The bees first perceive the introduced queen as a foreign invader, and will attack and kill her. This is called "balling", as the attacking bees form a ball over the intro cage. The Laidlaw push-in queen introduction cage allows her to start laying eggs, bringing up her pheromone production, causing them to accept her as the new queen. The bees getting re-queened should be queenless for at least 2 hours prior to introduction. Laying worker colonies usually take much longer.

If you read the link Michael Bush put in post #2, this is the best of the push-in cage designs he mentions in option 9 for laying workers.

To date, I know of no queen introduction system that even comes close to the Laidlaw cage for introducing mated queens, except possibly a full-comb queen introduction frame, which is basically a giant Laidlaw cage. 100% acceptance rates are common with Laidlaw cages, and if significantly lower than 100%, you either need to leave her in longer, or there is something wrong with the queen. The cage's only drawbacks are that it damages comb, and the lack of a self-release candy tube, but it was specifically designed without one. Release is controlled by the beekeeper when the balling behavior stops and the nurse bees start tending and feeding her, and not a minute sooner. Slot cages, 3-hole cages, Miller intro cages, and others with candy tubes usually hold the attacking bees off for 2 or 3 days before the candy is eaten up. That is enough with very good queens, but 5 - 9 days before release is much better for stragglers. Sometimes, acceptance occurs at 15 to 31 days. With empty worker-cell comb to lay eggs in, the push-in cage allows the new queen to begin laying. This increases her output of queen substances, especially pheromones, and the bees tend to accept her when this happens. With queens at $20 a piece, I'll take the Laidlaw cage, please!

To me, it was a no-brainer - just build them and use them! Oh, and you can modify the size a bit to make it fit in a super, a Miller-type hive top feeder, an old drawer, a milk crate, etc. for storage.


----------



## Gypsi (Mar 27, 2011)

I have never tried the Laidlaw cage but I have kept a queen alive for 5 days while making a hive ready for her introduction. I kept her on the kitchen table in my air conditioned house, under a loose cardboard box that was dark, and gave her and her attendants a drop of water a day. Temp was about 70, relatively low humidity. She lived until my hive was ready for me to introduce her to a nuc (I could not find the hot queen - finally gave up and started another hive) and is still laying and running a hive today.


----------



## WesternWilson (Jul 18, 2012)

#### Task input:
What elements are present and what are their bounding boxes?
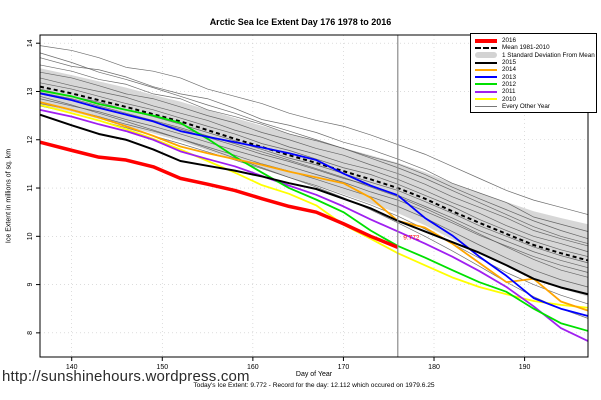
legend-label: Mean 1981-2010 (502, 44, 550, 52)
plot-border (39, 34, 589, 358)
legend-item-2010: 2010 (475, 95, 592, 103)
legend-item-mean-1981-2010: Mean 1981-2010 (475, 44, 592, 51)
legend-label: 2015 (502, 59, 517, 67)
legend-label: 2012 (502, 80, 517, 88)
y-tick-label: 11 (27, 184, 34, 191)
legend-label: 1 Standard Deviation From Mean (502, 51, 595, 59)
gray-year-line (39, 52, 589, 244)
gray-year-line (39, 64, 589, 240)
legend-item-2014: 2014 (475, 66, 592, 73)
legend-item-2016: 2016 (475, 37, 592, 44)
footer-note: Today's Ice Extent: 9.772 - Record for t… (193, 382, 435, 389)
y-tick-label: 13 (27, 87, 34, 95)
x-tick-label: 140 (66, 364, 78, 371)
std-dev-band (40, 68, 588, 297)
series-line-2011 (39, 108, 589, 342)
legend-box: 2016 Mean 1981-2010 1 Standard Deviation F… (470, 33, 597, 113)
gray-year-line (39, 105, 589, 305)
gray-year-line (39, 95, 589, 319)
legend-swatch-icon (475, 52, 497, 59)
x-tick-label: 180 (428, 364, 440, 371)
y-tick-label: 9 (27, 283, 34, 287)
legend-swatch-icon (475, 68, 497, 71)
legend-label: 2016 (502, 37, 517, 45)
series-line-2014 (39, 101, 589, 312)
gray-year-line (39, 77, 589, 253)
legend-swatch-icon (475, 38, 497, 43)
source-url-link[interactable]: http://sunshinehours.wordpress.com (2, 368, 250, 385)
series-line-2012 (39, 89, 589, 332)
chart-title: Arctic Sea Ice Extent Day 176 1978 to 20… (209, 17, 392, 27)
current-value-annotation: 9.772 (403, 235, 420, 242)
series-line-2010 (39, 104, 589, 309)
gray-year-line (39, 92, 589, 278)
x-axis-label: Day of Year (295, 371, 333, 378)
series-line-2013 (39, 92, 589, 317)
legend-swatch-icon (475, 105, 497, 107)
legend-swatch-icon (475, 83, 497, 86)
gray-year-line (39, 103, 589, 288)
legend-label: 2010 (502, 95, 517, 103)
legend-swatch-icon (475, 90, 497, 93)
gray-year-line (39, 45, 589, 215)
legend-swatch-icon (475, 46, 497, 49)
x-tick-label: 150 (156, 364, 168, 371)
legend-item-2012: 2012 (475, 81, 592, 88)
y-axis-label: Ice Extent in millions of sq. km (5, 148, 13, 244)
legend-item-2013: 2013 (475, 73, 592, 81)
legend-item-1-standard-deviation-from-mean: 1 Standard Deviation From Mean (475, 51, 595, 59)
series-line-2016 (39, 140, 399, 249)
x-tick-label: 160 (247, 364, 259, 371)
y-tick-label: 14 (27, 39, 34, 47)
gray-year-line (39, 57, 589, 232)
legend-swatch-icon (475, 76, 497, 79)
y-tick-label: 8 (27, 331, 34, 335)
y-tick-label: 10 (27, 232, 34, 240)
legend-label: 2011 (502, 88, 516, 96)
legend-label: Every Other Year (502, 102, 550, 110)
legend-label: 2014 (502, 66, 517, 74)
legend-item-2011: 2011 (475, 88, 592, 95)
gray-year-line (39, 82, 589, 257)
legend-item-2015: 2015 (475, 59, 592, 66)
series-line-2015 (39, 113, 589, 296)
y-tick-label: 12 (27, 136, 34, 144)
gray-year-line (39, 71, 589, 247)
x-tick-label: 190 (519, 364, 531, 371)
legend-label: 2013 (502, 73, 517, 81)
x-tick-label: 170 (338, 364, 350, 371)
legend-swatch-icon (475, 61, 497, 64)
legend-item-every-other-year: Every Other Year (475, 103, 592, 110)
legend-swatch-icon (475, 98, 497, 101)
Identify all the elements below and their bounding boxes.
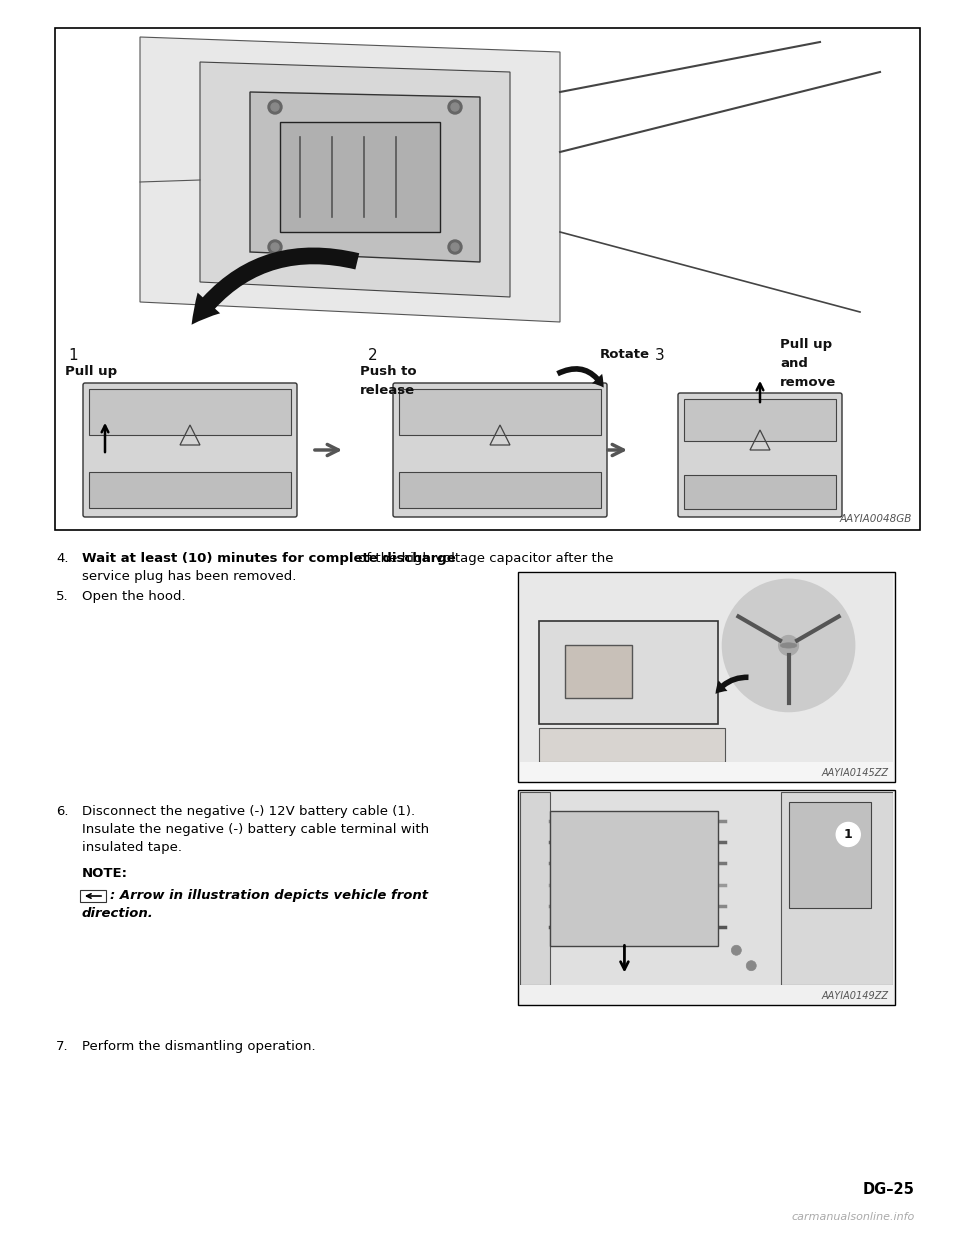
- Text: Push to: Push to: [360, 365, 417, 378]
- Text: AAYIA0048GB: AAYIA0048GB: [840, 514, 912, 524]
- Text: Pull up: Pull up: [780, 338, 832, 351]
- Text: insulated tape.: insulated tape.: [82, 841, 182, 854]
- Bar: [89, 389, 291, 435]
- Bar: [399, 472, 601, 508]
- Polygon shape: [539, 728, 725, 763]
- Text: DG–25: DG–25: [863, 1182, 915, 1197]
- Bar: [55, 29, 920, 530]
- Polygon shape: [140, 37, 560, 322]
- Text: Insulate the negative (-) battery cable terminal with: Insulate the negative (-) battery cable …: [82, 823, 429, 836]
- Circle shape: [723, 580, 854, 712]
- Bar: [518, 573, 895, 782]
- Text: Pull up: Pull up: [65, 365, 117, 378]
- FancyBboxPatch shape: [83, 383, 297, 517]
- Text: and: and: [780, 356, 808, 370]
- Bar: [781, 792, 893, 985]
- Text: : Arrow in illustration depicts vehicle front: : Arrow in illustration depicts vehicle …: [110, 889, 428, 902]
- FancyBboxPatch shape: [678, 392, 842, 517]
- Bar: [550, 811, 718, 946]
- Text: NOTE:: NOTE:: [82, 867, 128, 881]
- Bar: [539, 621, 718, 724]
- FancyBboxPatch shape: [393, 383, 607, 517]
- Text: Disconnect the negative (-) 12V battery cable (1).: Disconnect the negative (-) 12V battery …: [82, 805, 415, 818]
- Text: 2: 2: [368, 348, 377, 363]
- Bar: [788, 801, 871, 908]
- Bar: [518, 790, 895, 1005]
- FancyArrowPatch shape: [556, 366, 604, 388]
- Text: Wait at least (10) minutes for complete discharge: Wait at least (10) minutes for complete …: [82, 551, 456, 565]
- Text: service plug has been removed.: service plug has been removed.: [82, 570, 297, 582]
- Circle shape: [451, 103, 459, 111]
- Text: AAYIA0149ZZ: AAYIA0149ZZ: [822, 991, 889, 1001]
- Circle shape: [271, 243, 279, 251]
- Bar: [564, 646, 632, 698]
- FancyArrowPatch shape: [86, 894, 101, 898]
- Text: Open the hood.: Open the hood.: [82, 590, 185, 604]
- Text: direction.: direction.: [82, 907, 154, 920]
- Circle shape: [271, 103, 279, 111]
- Text: 6.: 6.: [56, 805, 68, 818]
- Circle shape: [732, 945, 741, 955]
- Bar: [520, 792, 550, 985]
- Circle shape: [448, 240, 462, 255]
- Circle shape: [746, 961, 756, 971]
- Circle shape: [779, 636, 799, 656]
- Circle shape: [836, 822, 860, 847]
- Ellipse shape: [780, 643, 797, 648]
- Bar: [89, 472, 291, 508]
- FancyArrowPatch shape: [192, 247, 359, 324]
- Bar: [684, 399, 836, 441]
- Circle shape: [451, 243, 459, 251]
- Text: 1: 1: [844, 828, 852, 841]
- Text: 5.: 5.: [56, 590, 68, 604]
- Circle shape: [268, 240, 282, 255]
- Bar: [684, 474, 836, 509]
- Text: 7.: 7.: [56, 1040, 68, 1053]
- Text: remove: remove: [780, 376, 836, 389]
- Circle shape: [448, 101, 462, 114]
- Bar: [80, 891, 106, 902]
- Text: AAYIA0145ZZ: AAYIA0145ZZ: [822, 768, 889, 777]
- Text: 3: 3: [655, 348, 664, 363]
- Text: Perform the dismantling operation.: Perform the dismantling operation.: [82, 1040, 316, 1053]
- Circle shape: [268, 101, 282, 114]
- Polygon shape: [200, 62, 510, 297]
- Bar: [399, 389, 601, 435]
- Polygon shape: [250, 92, 480, 262]
- Text: carmanualsonline.info: carmanualsonline.info: [792, 1212, 915, 1222]
- Text: of the high voltage capacitor after the: of the high voltage capacitor after the: [354, 551, 613, 565]
- Bar: [280, 122, 440, 232]
- Text: Rotate: Rotate: [600, 348, 650, 361]
- Text: 4.: 4.: [56, 551, 68, 565]
- Text: release: release: [360, 384, 415, 397]
- FancyArrowPatch shape: [715, 674, 749, 694]
- Text: 1: 1: [68, 348, 78, 363]
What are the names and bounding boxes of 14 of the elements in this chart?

#### Goals:
a – In the thread on the Laidlaw queen cage, how long should the bees being re-queened be queenless before introduction?
b – In the records, rewrite everything from the line containing "- Text: Push" down through the line containing "- Bar: [781, 792, 893, 985]", replacing "Pull up" with "Lift up" and keeping all else unchanged. Return only those lines.

#### Answers for the exercise:
a – At least 2 hours.

b –
- Text: Push to: Push to: [360, 365, 417, 378]
- Text: AAYIA0048GB: AAYIA0048GB: [840, 514, 912, 524]
- Text: Lift up: Lift up: [780, 338, 832, 351]
- Text: insulated tape.: insulated tape.: [82, 841, 182, 854]
- Bar: [89, 389, 291, 435]
- Bar: [399, 472, 601, 508]
- Polygon shape: [539, 728, 725, 763]
- Text: DG–25: DG–25: [863, 1182, 915, 1197]
- Bar: [55, 29, 920, 530]
- Polygon shape: [140, 37, 560, 322]
- Text: Insulate the negative (-) battery cable terminal with: Insulate the negative (-) battery cable …: [82, 823, 429, 836]
- Circle shape: [723, 580, 854, 712]
- Bar: [518, 573, 895, 782]
- Text: Lift up: Lift up: [65, 365, 117, 378]
- FancyBboxPatch shape: [83, 383, 297, 517]
- Text: and: and: [780, 356, 808, 370]
- Bar: [781, 792, 893, 985]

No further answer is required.